> **Source material**:
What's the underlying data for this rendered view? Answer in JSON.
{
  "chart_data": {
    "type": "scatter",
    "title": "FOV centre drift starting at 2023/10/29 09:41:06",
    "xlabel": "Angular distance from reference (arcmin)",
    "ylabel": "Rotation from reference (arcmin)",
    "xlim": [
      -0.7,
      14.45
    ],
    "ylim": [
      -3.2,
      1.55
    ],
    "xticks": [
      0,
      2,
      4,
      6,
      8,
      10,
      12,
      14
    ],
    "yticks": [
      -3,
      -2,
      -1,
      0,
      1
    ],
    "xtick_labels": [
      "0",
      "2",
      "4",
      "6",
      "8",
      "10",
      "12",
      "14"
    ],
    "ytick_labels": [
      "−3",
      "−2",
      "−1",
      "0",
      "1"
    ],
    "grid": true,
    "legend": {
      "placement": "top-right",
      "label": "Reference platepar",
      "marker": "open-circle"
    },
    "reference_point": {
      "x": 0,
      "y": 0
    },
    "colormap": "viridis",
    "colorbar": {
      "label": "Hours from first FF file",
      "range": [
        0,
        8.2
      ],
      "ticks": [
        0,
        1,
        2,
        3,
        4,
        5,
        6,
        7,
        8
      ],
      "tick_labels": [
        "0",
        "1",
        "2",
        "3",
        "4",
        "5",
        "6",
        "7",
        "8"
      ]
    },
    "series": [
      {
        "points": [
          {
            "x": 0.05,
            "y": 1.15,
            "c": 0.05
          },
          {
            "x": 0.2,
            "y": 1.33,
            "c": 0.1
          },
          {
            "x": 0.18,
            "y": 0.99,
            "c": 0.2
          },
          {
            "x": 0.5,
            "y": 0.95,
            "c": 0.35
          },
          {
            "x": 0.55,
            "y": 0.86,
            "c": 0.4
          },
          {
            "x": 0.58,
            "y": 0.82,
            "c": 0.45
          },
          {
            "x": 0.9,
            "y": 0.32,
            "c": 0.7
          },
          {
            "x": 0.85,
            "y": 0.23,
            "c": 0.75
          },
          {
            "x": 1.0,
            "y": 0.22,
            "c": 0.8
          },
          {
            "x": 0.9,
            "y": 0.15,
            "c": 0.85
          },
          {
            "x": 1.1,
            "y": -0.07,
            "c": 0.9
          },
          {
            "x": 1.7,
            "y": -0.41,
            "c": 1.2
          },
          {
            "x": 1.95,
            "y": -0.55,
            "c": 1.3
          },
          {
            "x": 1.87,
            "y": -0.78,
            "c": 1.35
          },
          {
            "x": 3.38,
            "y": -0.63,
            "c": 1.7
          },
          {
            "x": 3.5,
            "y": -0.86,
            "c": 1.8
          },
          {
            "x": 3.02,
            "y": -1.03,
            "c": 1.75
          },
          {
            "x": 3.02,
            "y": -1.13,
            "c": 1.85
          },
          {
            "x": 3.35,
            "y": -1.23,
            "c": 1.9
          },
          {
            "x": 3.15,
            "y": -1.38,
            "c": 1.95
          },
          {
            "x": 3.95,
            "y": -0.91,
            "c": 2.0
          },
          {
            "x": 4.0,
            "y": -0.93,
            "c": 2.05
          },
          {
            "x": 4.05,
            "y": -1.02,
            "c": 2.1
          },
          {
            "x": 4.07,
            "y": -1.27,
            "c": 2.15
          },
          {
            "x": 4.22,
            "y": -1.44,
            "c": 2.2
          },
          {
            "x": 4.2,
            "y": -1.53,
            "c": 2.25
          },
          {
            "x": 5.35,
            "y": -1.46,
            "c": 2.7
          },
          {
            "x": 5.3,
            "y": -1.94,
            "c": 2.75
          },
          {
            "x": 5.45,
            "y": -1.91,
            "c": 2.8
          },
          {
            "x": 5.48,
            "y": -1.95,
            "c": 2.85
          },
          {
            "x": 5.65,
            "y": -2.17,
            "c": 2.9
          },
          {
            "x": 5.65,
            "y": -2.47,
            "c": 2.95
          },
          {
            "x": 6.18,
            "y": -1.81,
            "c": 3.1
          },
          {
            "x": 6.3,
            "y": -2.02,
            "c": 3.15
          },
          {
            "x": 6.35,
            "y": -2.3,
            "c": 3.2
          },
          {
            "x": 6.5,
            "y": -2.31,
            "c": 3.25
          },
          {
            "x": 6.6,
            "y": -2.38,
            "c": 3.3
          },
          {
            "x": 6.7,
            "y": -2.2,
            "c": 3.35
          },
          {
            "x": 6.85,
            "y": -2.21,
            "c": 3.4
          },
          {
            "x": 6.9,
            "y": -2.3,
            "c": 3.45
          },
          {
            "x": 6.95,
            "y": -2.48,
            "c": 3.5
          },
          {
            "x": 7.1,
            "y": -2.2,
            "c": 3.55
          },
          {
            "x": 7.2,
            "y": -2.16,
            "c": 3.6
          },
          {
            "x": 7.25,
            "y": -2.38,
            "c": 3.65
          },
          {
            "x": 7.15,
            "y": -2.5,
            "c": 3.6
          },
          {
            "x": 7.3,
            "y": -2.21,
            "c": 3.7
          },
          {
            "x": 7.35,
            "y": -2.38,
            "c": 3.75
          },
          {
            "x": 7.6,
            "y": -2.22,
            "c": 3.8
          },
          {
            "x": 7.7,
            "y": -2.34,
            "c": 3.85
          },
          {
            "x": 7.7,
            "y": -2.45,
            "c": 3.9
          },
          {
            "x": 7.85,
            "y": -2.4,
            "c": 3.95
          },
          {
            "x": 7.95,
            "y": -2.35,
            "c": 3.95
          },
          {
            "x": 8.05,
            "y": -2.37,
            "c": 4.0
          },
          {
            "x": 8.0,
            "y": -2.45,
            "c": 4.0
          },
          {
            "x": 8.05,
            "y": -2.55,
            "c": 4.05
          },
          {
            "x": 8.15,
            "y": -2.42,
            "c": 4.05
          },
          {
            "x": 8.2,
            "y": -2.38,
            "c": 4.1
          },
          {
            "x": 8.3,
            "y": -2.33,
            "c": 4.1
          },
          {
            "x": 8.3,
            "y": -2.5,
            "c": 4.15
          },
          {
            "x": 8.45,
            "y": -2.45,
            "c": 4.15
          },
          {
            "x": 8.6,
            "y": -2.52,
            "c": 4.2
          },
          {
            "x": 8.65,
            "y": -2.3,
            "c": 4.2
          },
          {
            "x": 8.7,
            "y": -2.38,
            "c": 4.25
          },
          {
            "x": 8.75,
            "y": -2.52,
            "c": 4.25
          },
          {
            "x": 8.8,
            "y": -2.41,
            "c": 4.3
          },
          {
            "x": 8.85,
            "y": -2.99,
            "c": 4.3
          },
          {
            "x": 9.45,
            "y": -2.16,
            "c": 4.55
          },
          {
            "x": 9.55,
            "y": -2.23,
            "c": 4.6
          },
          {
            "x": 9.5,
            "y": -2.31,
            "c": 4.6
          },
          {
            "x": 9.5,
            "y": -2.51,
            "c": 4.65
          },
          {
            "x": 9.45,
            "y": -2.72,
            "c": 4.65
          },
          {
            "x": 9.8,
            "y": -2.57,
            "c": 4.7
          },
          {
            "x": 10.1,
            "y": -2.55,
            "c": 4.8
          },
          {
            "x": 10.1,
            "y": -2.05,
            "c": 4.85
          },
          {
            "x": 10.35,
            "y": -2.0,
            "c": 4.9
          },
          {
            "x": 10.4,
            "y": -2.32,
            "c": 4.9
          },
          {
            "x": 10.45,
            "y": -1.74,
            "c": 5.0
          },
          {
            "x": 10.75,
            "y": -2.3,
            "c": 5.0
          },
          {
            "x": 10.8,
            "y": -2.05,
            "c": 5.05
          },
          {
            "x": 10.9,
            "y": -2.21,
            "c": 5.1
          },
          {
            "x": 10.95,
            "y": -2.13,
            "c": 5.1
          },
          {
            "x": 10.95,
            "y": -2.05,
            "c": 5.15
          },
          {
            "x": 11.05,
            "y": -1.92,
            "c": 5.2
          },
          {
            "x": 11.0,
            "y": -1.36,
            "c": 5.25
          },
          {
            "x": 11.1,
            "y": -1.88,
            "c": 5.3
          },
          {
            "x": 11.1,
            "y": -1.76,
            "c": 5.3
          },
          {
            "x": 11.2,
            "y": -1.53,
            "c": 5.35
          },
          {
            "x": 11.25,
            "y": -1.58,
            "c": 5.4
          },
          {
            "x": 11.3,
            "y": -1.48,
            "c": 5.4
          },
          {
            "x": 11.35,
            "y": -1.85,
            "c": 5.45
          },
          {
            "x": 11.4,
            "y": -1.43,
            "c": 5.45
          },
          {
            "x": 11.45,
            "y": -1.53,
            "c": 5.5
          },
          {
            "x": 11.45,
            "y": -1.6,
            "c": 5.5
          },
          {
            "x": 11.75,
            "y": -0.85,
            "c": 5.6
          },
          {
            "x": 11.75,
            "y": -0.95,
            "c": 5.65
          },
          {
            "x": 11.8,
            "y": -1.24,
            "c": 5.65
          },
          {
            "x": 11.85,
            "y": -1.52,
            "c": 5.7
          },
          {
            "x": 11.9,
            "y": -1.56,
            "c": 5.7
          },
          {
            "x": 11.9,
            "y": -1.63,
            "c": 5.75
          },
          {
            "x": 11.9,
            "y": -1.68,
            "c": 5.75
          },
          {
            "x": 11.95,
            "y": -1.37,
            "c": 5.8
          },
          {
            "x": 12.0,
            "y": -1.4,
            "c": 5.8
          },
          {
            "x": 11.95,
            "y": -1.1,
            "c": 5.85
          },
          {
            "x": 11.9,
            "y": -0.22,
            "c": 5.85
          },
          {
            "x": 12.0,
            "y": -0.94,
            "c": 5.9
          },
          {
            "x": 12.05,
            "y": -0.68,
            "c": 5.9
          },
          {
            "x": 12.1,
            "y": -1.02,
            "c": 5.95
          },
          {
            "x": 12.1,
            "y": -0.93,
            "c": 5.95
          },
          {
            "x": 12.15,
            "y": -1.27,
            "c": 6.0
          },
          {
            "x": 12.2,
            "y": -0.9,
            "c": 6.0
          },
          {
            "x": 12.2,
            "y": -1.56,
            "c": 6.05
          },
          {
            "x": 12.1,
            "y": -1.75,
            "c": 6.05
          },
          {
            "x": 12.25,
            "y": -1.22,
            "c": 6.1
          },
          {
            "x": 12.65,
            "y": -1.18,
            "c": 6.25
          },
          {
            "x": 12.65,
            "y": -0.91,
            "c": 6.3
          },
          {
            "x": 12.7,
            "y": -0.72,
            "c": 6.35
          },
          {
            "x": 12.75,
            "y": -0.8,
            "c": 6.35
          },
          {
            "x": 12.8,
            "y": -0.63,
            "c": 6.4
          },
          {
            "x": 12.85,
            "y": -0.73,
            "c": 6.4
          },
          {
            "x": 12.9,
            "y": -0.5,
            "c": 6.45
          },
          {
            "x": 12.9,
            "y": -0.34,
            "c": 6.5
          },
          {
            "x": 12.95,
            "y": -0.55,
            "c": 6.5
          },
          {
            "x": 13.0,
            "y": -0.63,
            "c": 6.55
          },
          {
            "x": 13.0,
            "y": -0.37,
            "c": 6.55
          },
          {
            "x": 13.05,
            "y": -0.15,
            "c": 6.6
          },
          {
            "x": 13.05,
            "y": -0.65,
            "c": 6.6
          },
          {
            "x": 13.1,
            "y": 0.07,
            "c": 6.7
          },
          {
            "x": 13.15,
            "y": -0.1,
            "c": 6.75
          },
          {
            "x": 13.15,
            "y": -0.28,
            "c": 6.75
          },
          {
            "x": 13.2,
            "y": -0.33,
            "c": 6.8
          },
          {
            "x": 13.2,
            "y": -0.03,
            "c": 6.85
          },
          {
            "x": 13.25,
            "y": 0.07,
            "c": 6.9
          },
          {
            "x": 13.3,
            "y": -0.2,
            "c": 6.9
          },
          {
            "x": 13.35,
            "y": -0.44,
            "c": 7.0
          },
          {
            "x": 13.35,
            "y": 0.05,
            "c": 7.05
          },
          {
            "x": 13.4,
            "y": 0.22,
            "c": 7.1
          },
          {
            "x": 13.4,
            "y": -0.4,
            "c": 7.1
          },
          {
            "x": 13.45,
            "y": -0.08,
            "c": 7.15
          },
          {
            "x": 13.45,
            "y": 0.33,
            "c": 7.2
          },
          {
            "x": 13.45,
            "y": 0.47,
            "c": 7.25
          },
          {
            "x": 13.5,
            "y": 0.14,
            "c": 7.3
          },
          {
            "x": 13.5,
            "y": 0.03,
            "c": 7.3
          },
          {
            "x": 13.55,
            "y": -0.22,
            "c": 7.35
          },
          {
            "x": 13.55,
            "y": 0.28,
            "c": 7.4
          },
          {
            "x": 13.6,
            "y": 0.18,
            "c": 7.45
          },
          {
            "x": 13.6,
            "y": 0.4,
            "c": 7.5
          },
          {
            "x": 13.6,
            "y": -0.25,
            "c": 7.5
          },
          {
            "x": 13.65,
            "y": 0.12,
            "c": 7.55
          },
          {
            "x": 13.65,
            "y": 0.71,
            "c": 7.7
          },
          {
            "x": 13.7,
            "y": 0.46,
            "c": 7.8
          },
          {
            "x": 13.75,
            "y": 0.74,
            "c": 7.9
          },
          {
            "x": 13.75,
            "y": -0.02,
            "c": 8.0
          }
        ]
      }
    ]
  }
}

> **Task objective**: Give the number of lines that carry the word "arcmin", with nothing added.

> **The completed task**: 2